### Exercise task
Repeat, exactly and completely, the entries shown underneath.

─── Data to use

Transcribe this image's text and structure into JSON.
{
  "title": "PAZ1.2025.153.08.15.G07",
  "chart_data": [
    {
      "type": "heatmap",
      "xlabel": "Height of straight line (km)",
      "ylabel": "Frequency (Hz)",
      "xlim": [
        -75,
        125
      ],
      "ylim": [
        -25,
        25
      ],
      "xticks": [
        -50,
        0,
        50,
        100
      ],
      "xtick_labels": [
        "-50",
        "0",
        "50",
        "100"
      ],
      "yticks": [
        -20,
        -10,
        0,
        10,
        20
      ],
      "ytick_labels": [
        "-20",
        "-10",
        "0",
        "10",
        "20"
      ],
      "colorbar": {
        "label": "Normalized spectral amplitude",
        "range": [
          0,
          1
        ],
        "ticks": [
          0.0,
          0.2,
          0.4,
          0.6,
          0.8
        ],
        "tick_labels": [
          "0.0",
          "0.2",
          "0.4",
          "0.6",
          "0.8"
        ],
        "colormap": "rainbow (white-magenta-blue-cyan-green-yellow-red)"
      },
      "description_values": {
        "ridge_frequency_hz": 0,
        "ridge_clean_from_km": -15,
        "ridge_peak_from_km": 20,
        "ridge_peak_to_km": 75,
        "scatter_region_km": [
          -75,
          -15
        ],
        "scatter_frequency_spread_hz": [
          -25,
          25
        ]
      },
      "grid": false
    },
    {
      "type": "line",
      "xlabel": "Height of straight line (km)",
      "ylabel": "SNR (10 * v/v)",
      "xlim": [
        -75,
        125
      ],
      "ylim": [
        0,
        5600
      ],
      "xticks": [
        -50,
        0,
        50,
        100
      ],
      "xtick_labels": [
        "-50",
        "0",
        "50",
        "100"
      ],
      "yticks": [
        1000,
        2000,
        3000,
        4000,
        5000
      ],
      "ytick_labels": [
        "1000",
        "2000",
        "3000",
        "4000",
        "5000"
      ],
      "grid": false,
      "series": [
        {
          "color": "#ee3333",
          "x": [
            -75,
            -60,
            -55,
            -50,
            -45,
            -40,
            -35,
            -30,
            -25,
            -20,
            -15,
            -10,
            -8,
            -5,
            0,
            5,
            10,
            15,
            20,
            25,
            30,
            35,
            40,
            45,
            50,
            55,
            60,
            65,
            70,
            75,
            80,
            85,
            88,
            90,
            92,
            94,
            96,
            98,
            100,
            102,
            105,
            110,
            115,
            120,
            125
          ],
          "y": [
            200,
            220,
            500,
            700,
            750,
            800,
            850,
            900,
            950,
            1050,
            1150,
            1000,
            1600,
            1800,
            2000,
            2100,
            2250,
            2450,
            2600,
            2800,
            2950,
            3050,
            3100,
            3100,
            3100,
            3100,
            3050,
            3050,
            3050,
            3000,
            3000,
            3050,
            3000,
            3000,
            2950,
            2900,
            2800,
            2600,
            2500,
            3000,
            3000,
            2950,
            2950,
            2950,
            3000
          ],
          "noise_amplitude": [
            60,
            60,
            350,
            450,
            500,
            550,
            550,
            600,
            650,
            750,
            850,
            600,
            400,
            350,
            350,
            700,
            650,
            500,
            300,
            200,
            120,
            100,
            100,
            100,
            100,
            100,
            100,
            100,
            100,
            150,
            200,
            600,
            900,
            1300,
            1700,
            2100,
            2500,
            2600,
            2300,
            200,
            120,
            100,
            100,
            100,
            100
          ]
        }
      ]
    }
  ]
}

──────

### Result below
Transcribe this image's text and structure into JSON.
{
  "title": "PAZ1.2025.153.08.15.G07",
  "chart_data": [
    {
      "type": "heatmap",
      "xlabel": "Height of straight line (km)",
      "ylabel": "Frequency (Hz)",
      "xlim": [
        -75,
        125
      ],
      "ylim": [
        -25,
        25
      ],
      "xticks": [
        -50,
        0,
        50,
        100
      ],
      "xtick_labels": [
        "-50",
        "0",
        "50",
        "100"
      ],
      "yticks": [
        -20,
        -10,
        0,
        10,
        20
      ],
      "ytick_labels": [
        "-20",
        "-10",
        "0",
        "10",
        "20"
      ],
      "colorbar": {
        "label": "Normalized spectral amplitude",
        "range": [
          0,
          1
        ],
        "ticks": [
          0.0,
          0.2,
          0.4,
          0.6,
          0.8
        ],
        "tick_labels": [
          "0.0",
          "0.2",
          "0.4",
          "0.6",
          "0.8"
        ],
        "colormap": "rainbow (white-magenta-blue-cyan-green-yellow-red)"
      },
      "description_values": {
        "ridge_frequency_hz": 0,
        "ridge_clean_from_km": -15,
        "ridge_peak_from_km": 20,
        "ridge_peak_to_km": 75,
        "scatter_region_km": [
          -75,
          -15
        ],
        "scatter_frequency_spread_hz": [
          -25,
          25
        ]
      },
      "grid": false
    },
    {
      "type": "line",
      "xlabel": "Height of straight line (km)",
      "ylabel": "SNR (10 * v/v)",
      "xlim": [
        -75,
        125
      ],
      "ylim": [
        0,
        5600
      ],
      "xticks": [
        -50,
        0,
        50,
        100
      ],
      "xtick_labels": [
        "-50",
        "0",
        "50",
        "100"
      ],
      "yticks": [
        1000,
        2000,
        3000,
        4000,
        5000
      ],
      "ytick_labels": [
        "1000",
        "2000",
        "3000",
        "4000",
        "5000"
      ],
      "grid": false,
      "series": [
        {
          "color": "#ee3333",
          "x": [
            -75,
            -60,
            -55,
            -50,
            -45,
            -40,
            -35,
            -30,
            -25,
            -20,
            -15,
            -10,
            -8,
            -5,
            0,
            5,
            10,
            15,
            20,
            25,
            30,
            35,
            40,
            45,
            50,
            55,
            60,
            65,
            70,
            75,
            80,
            85,
            88,
            90,
            92,
            94,
            96,
            98,
            100,
            102,
            105,
            110,
            115,
            120,
            125
          ],
          "y": [
            200,
            220,
            500,
            700,
            750,
            800,
            850,
            900,
            950,
            1050,
            1150,
            1000,
            1600,
            1800,
            2000,
            2100,
            2250,
            2450,
            2600,
            2800,
            2950,
            3050,
            3100,
            3100,
            3100,
            3100,
            3050,
            3050,
            3050,
            3000,
            3000,
            3050,
            3000,
            3000,
            2950,
            2900,
            2800,
            2600,
            2500,
            3000,
            3000,
            2950,
            2950,
            2950,
            3000
          ],
          "noise_amplitude": [
            60,
            60,
            350,
            450,
            500,
            550,
            550,
            600,
            650,
            750,
            850,
            600,
            400,
            350,
            350,
            700,
            650,
            500,
            300,
            200,
            120,
            100,
            100,
            100,
            100,
            100,
            100,
            100,
            100,
            150,
            200,
            600,
            900,
            1300,
            1700,
            2100,
            2500,
            2600,
            2300,
            200,
            120,
            100,
            100,
            100,
            100
          ]
        }
      ]
    }
  ]
}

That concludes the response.